Material provided below:
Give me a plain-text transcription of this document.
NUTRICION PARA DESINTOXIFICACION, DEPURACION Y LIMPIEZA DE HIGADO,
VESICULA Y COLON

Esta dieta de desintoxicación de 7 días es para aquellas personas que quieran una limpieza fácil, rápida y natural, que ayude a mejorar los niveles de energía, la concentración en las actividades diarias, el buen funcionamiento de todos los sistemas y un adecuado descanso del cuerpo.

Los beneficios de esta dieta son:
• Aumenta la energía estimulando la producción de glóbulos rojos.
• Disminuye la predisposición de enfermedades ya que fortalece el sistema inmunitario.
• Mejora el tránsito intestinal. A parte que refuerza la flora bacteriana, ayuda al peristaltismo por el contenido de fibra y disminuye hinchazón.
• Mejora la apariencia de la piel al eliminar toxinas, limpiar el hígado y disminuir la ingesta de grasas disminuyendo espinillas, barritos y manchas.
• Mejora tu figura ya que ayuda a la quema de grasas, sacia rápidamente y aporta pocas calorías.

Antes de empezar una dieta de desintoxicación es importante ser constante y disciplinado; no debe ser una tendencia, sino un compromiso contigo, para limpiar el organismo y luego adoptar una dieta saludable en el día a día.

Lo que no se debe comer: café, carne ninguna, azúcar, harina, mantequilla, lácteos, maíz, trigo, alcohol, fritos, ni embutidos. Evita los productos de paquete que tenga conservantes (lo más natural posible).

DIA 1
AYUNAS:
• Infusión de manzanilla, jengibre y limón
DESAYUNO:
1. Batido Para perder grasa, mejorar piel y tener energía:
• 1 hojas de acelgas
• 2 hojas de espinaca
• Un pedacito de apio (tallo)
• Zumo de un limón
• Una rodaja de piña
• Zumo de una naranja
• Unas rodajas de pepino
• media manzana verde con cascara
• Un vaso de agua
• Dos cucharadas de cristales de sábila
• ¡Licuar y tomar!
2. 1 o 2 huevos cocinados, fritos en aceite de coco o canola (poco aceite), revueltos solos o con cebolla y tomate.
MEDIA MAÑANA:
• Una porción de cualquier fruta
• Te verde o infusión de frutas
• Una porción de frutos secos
End of Material provided.
* Work to be completed
To complete the exercise, print all of the entries exactly.

* Exercise result
Give me a plain-text transcription of this document.
NUTRICION PARA DESINTOXIFICACION, DEPURACION Y LIMPIEZA DE HIGADO,
VESICULA Y COLON

Esta dieta de desintoxicación de 7 días es para aquellas personas que quieran una limpieza fácil, rápida y natural, que ayude a mejorar los niveles de energía, la concentración en las actividades diarias, el buen funcionamiento de todos los sistemas y un adecuado descanso del cuerpo.

Los beneficios de esta dieta son:
• Aumenta la energía estimulando la producción de glóbulos rojos.
• Disminuye la predisposición de enfermedades ya que fortalece el sistema inmunitario.
• Mejora el tránsito intestinal. A parte que refuerza la flora bacteriana, ayuda al peristaltismo por el contenido de fibra y disminuye hinchazón.
• Mejora la apariencia de la piel al eliminar toxinas, limpiar el hígado y disminuir la ingesta de grasas disminuyendo espinillas, barritos y manchas.
• Mejora tu figura ya que ayuda a la quema de grasas, sacia rápidamente y aporta pocas calorías.

Antes de empezar una dieta de desintoxicación es importante ser constante y disciplinado; no debe ser una tendencia, sino un compromiso contigo, para limpiar el organismo y luego adoptar una dieta saludable en el día a día.

Lo que no se debe comer: café, carne ninguna, azúcar, harina, mantequilla, lácteos, maíz, trigo, alcohol, fritos, ni embutidos. Evita los productos de paquete que tenga conservantes (lo más natural posible).

DIA 1
AYUNAS:
• Infusión de manzanilla, jengibre y limón
DESAYUNO:
1. Batido Para perder grasa, mejorar piel y tener energía:
• 1 hojas de acelgas
• 2 hojas de espinaca
• Un pedacito de apio (tallo)
• Zumo de un limón
• Una rodaja de piña
• Zumo de una naranja
• Unas rodajas de pepino
• media manzana verde con cascara
• Un vaso de agua
• Dos cucharadas de cristales de sábila
• ¡Licuar y tomar!
2. 1 o 2 huevos cocinados, fritos en aceite de coco o canola (poco aceite), revueltos solos o con cebolla y tomate.
MEDIA MAÑANA:
• Una porción de cualquier fruta
• Te verde o infusión de frutas
• Una porción de frutos secos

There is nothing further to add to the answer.